• WHAT YOU WILL DO: Search the data for the string "this" and gather each line it is in.

** START ENTRIES SHOWN **

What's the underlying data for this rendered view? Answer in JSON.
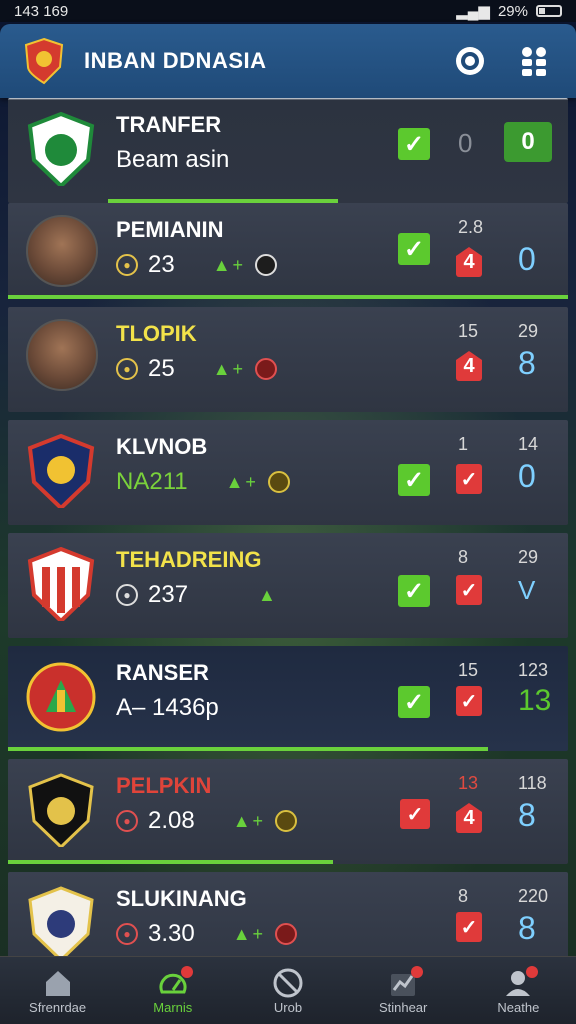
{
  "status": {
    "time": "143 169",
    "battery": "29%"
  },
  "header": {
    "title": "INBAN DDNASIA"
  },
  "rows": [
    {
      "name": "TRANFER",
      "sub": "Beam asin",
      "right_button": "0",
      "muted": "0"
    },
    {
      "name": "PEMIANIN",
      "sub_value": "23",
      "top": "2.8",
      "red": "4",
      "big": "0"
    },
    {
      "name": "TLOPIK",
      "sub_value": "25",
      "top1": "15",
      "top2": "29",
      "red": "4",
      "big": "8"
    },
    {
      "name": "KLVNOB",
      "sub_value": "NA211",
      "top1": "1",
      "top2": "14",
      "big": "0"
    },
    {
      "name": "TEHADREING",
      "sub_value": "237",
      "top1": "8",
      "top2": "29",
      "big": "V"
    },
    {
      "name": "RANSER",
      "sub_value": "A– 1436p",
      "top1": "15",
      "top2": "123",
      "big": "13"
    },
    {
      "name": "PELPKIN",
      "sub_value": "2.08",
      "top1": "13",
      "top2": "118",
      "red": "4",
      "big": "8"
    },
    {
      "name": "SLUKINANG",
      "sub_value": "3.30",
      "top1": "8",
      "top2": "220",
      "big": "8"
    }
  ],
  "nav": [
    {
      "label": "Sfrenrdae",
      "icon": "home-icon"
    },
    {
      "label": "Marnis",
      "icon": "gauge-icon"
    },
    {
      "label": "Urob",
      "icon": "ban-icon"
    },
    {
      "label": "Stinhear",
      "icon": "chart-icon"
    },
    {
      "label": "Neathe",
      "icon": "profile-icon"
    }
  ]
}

** END ENTRIES SHOWN **
** START ENTRIES SHOWN **

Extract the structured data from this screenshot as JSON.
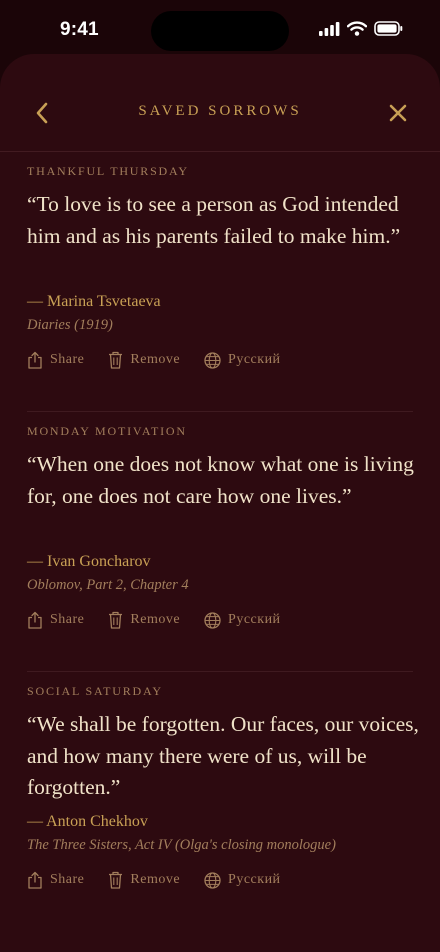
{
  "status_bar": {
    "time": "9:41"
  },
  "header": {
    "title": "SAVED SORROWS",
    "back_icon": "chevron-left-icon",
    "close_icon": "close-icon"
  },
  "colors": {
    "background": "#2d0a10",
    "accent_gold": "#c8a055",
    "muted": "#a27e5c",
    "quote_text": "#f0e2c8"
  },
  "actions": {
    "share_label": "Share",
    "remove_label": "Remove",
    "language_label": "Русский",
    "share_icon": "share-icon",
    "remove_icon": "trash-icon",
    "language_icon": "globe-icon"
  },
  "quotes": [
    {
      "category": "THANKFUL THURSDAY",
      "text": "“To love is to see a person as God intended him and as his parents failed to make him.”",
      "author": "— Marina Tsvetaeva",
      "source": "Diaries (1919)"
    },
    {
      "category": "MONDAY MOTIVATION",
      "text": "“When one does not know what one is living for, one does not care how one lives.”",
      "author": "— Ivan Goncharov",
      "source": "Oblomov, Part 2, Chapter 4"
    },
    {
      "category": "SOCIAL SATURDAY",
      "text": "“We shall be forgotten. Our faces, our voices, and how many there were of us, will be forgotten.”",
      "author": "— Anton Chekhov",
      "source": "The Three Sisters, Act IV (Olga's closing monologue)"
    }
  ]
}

** END ENTRIES SHOWN **

• FINAL RESULT:
What's the underlying data for this rendered view? Answer in JSON.
Extract the structured data from this screenshot as JSON.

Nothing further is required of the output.